▶ [Work required] Which lines include the word "source"? Copy each of them.

Figure record extracts:
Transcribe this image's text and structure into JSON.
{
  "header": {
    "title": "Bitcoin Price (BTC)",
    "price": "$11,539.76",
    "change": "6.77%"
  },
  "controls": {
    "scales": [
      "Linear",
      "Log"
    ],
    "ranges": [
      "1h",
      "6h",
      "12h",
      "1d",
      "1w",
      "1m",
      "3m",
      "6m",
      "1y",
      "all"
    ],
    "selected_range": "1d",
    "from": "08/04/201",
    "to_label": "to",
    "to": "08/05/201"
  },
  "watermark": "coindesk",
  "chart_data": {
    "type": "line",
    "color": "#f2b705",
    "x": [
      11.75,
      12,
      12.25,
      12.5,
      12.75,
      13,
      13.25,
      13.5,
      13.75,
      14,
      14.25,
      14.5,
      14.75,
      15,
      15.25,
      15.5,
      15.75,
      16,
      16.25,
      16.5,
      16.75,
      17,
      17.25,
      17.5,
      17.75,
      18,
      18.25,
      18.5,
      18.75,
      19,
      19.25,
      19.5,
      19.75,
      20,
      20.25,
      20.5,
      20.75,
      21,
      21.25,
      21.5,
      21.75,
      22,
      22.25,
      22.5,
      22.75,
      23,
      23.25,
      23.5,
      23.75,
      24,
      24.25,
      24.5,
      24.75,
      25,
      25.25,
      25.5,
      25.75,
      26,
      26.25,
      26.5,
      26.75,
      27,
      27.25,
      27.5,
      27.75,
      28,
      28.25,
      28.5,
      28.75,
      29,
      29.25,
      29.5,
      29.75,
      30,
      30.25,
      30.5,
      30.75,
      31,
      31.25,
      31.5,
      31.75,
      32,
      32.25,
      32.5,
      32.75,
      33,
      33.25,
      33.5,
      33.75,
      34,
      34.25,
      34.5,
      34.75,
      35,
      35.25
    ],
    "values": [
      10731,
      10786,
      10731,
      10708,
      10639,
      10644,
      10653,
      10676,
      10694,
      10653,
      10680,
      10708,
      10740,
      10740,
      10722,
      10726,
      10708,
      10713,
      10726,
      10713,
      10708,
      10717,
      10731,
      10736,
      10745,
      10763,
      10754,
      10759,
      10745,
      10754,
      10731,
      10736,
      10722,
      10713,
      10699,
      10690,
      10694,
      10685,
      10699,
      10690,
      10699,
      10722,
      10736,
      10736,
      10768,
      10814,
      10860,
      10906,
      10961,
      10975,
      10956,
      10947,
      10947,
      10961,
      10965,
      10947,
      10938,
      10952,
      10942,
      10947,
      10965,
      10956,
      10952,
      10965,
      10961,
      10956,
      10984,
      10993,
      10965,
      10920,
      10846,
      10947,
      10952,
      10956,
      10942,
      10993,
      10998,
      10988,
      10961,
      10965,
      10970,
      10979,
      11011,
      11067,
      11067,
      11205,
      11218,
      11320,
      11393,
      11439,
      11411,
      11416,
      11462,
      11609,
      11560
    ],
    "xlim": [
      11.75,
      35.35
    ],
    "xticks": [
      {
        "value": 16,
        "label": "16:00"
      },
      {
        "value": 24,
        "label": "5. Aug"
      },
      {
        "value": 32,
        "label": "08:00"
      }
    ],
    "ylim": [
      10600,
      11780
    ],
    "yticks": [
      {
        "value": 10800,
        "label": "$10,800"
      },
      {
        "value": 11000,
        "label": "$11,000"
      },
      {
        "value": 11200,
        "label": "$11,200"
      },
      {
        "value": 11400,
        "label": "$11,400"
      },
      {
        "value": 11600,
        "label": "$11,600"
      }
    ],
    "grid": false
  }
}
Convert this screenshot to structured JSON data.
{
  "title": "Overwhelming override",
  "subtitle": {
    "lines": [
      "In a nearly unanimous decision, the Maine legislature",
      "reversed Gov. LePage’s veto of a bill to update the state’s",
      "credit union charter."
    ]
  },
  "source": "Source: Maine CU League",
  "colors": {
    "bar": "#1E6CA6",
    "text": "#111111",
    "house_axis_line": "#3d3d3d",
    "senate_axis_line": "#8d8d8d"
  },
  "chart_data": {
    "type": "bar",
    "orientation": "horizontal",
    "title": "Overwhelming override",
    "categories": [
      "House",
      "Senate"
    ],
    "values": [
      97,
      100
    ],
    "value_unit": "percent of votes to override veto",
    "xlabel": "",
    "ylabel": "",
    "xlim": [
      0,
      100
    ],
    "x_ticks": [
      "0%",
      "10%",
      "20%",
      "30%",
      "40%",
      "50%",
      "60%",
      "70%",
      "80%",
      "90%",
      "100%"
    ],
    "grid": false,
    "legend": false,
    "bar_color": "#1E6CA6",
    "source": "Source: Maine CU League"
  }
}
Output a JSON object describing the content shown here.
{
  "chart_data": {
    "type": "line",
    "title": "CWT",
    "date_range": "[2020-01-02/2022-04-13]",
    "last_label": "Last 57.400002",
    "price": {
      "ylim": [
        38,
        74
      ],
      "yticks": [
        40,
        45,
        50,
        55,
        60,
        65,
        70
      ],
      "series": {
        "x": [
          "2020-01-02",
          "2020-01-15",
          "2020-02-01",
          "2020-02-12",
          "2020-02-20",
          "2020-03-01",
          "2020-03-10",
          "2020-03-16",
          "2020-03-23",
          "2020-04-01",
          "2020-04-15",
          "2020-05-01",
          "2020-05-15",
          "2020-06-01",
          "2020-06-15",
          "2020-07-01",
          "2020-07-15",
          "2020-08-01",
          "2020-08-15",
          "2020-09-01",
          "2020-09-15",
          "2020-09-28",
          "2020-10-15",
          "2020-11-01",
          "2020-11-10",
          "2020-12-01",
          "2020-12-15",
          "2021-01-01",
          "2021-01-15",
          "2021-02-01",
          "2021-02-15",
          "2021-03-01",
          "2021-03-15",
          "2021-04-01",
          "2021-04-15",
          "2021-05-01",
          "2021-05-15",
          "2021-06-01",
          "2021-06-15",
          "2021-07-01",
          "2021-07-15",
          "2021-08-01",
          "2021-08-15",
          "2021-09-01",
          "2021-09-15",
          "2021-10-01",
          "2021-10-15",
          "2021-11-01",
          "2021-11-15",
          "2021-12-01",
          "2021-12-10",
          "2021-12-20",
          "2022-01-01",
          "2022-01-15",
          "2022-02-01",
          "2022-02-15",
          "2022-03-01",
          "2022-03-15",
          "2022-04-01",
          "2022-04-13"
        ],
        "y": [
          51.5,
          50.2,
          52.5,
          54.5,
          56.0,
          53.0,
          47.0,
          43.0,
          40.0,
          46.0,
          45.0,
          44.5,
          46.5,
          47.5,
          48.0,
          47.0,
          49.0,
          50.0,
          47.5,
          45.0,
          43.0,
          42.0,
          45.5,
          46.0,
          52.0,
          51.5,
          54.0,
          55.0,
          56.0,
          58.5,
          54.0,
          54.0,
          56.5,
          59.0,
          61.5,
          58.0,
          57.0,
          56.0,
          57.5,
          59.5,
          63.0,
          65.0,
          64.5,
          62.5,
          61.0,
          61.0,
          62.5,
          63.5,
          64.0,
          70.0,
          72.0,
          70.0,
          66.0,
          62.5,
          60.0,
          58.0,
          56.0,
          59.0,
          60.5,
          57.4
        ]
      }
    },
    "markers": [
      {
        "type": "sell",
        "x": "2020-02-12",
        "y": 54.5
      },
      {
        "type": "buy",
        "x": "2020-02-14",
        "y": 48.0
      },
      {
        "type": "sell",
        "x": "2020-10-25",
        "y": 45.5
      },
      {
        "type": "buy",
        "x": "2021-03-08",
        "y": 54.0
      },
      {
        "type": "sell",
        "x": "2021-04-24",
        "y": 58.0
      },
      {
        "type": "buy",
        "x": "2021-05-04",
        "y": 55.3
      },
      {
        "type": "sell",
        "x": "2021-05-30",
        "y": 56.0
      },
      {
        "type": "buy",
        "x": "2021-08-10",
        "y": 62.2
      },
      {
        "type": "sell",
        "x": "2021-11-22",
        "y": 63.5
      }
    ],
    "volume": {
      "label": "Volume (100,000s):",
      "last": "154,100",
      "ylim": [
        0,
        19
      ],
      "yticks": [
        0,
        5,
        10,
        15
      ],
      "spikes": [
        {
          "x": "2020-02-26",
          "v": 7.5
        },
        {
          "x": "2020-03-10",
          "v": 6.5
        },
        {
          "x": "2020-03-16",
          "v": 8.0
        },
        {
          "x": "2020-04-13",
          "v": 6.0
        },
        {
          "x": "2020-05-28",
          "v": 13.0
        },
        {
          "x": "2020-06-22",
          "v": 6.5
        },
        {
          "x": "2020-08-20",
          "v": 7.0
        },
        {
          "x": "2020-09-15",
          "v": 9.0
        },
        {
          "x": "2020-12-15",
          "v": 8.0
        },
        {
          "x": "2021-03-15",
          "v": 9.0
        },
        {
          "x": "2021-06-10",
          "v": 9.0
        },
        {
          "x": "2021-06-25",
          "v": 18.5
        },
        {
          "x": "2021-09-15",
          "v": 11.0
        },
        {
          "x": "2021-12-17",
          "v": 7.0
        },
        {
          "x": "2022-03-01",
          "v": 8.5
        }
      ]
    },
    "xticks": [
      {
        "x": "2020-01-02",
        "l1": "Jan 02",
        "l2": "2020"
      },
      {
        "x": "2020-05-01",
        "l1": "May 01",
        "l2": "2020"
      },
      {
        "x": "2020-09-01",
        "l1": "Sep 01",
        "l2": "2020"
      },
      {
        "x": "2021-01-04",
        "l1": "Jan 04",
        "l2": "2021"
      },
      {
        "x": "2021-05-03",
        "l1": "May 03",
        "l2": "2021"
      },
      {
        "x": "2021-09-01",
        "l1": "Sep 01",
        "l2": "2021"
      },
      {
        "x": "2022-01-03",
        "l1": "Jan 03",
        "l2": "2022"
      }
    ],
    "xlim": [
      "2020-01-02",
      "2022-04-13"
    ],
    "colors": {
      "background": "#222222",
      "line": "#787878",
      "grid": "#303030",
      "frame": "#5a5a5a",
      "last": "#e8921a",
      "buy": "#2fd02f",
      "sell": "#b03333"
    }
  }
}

▶ [Answer in full]
  "source": "Source: Maine CU League",
    "source": "Source: Maine CU League"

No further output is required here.